Stored data
"""

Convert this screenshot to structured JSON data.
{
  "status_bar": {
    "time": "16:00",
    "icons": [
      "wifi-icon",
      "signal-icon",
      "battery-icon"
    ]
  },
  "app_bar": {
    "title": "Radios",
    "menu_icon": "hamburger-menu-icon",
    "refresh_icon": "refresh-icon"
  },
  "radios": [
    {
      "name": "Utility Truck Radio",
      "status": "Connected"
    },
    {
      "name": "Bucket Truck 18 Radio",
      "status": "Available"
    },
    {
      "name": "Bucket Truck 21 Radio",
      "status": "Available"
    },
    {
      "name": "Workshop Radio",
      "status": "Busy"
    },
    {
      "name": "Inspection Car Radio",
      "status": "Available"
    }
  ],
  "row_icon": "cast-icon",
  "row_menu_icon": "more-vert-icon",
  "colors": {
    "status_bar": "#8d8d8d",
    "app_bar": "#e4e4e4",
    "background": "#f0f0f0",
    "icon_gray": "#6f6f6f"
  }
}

"""
"""

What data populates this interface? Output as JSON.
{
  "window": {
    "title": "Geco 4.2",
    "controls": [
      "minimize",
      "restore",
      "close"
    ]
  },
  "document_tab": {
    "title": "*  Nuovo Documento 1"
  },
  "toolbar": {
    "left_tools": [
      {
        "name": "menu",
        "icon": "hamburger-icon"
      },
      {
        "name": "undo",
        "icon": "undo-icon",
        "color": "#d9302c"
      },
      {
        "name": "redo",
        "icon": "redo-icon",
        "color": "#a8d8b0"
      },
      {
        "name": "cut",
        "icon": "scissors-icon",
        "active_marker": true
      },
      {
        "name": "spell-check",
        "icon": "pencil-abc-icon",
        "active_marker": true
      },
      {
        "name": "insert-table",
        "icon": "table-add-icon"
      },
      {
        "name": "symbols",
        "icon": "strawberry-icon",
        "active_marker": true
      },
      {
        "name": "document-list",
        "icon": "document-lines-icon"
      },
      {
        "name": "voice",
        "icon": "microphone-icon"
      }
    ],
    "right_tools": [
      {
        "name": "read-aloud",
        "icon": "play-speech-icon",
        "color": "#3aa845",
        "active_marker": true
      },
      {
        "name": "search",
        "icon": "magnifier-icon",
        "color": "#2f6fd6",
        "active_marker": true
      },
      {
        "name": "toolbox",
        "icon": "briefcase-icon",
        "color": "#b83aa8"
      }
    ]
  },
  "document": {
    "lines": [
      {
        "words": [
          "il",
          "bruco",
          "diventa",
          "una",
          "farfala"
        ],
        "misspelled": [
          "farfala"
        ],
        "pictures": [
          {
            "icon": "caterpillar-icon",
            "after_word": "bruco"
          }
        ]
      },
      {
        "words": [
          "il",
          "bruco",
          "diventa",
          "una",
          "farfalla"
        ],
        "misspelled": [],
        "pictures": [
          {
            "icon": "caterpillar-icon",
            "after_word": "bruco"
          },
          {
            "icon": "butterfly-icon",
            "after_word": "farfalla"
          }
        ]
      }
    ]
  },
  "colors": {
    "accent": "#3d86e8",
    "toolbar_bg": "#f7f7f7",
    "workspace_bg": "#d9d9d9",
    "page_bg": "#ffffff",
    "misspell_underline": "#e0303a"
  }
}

"""
"""

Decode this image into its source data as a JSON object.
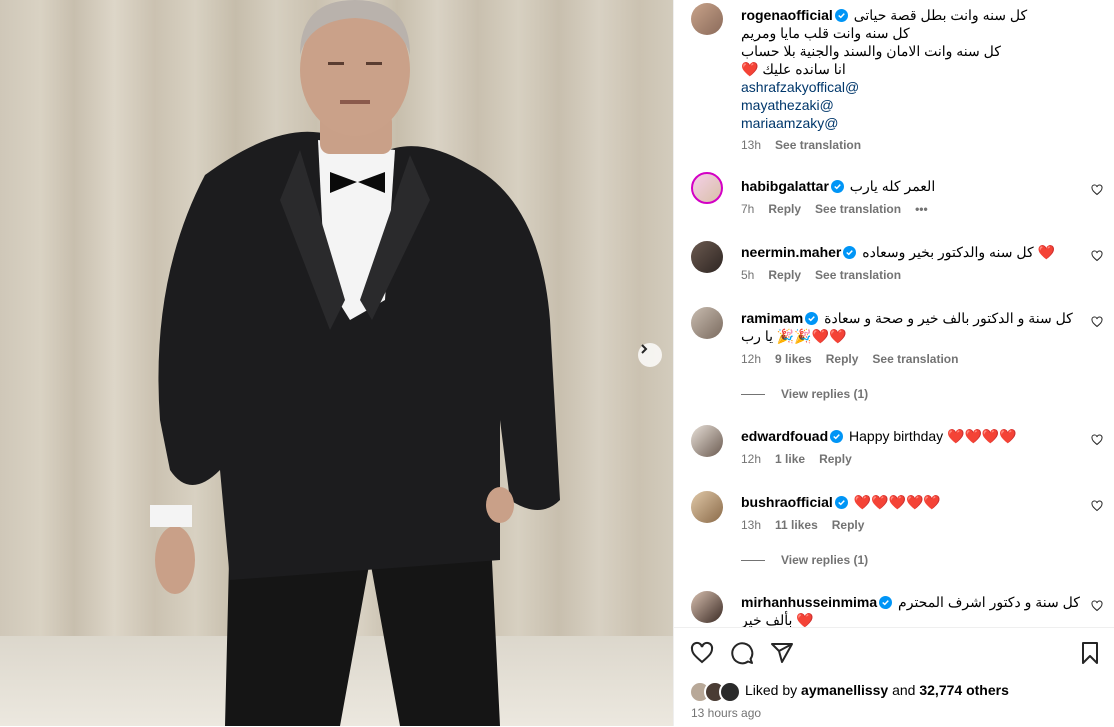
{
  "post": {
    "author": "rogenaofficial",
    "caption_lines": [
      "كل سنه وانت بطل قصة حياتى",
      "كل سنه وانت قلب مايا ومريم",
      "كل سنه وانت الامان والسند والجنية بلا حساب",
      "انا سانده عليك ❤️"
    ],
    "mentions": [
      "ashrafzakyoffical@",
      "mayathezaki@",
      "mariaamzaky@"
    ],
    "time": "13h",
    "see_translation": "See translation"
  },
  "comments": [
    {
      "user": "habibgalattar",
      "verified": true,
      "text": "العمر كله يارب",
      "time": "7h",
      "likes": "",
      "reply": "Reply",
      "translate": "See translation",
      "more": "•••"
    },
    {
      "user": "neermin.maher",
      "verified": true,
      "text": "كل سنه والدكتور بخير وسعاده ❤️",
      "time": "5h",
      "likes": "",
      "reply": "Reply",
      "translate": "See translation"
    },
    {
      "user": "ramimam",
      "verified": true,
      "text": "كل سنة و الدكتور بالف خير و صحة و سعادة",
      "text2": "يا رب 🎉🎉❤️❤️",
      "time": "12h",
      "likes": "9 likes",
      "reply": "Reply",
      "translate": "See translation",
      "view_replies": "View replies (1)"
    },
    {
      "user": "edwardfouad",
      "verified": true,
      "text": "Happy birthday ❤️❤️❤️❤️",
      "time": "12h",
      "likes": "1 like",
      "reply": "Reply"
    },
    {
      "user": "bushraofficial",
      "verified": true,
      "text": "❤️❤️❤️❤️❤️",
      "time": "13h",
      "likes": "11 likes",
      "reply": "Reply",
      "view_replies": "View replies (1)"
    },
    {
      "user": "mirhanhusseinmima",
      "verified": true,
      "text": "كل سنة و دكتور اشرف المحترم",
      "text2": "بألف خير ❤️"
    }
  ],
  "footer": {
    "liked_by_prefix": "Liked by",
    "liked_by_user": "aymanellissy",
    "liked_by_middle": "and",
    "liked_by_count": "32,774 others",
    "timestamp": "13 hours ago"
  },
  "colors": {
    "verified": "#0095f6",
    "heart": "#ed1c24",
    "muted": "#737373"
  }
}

"""

● REQUIREMENTS: Track down every line holding the string "translation" and copy it.

● EXERCISE RESPONSE:
    "see_translation": "See translation"
      "translate": "See translation",
      "translate": "See translation"
      "translate": "See translation",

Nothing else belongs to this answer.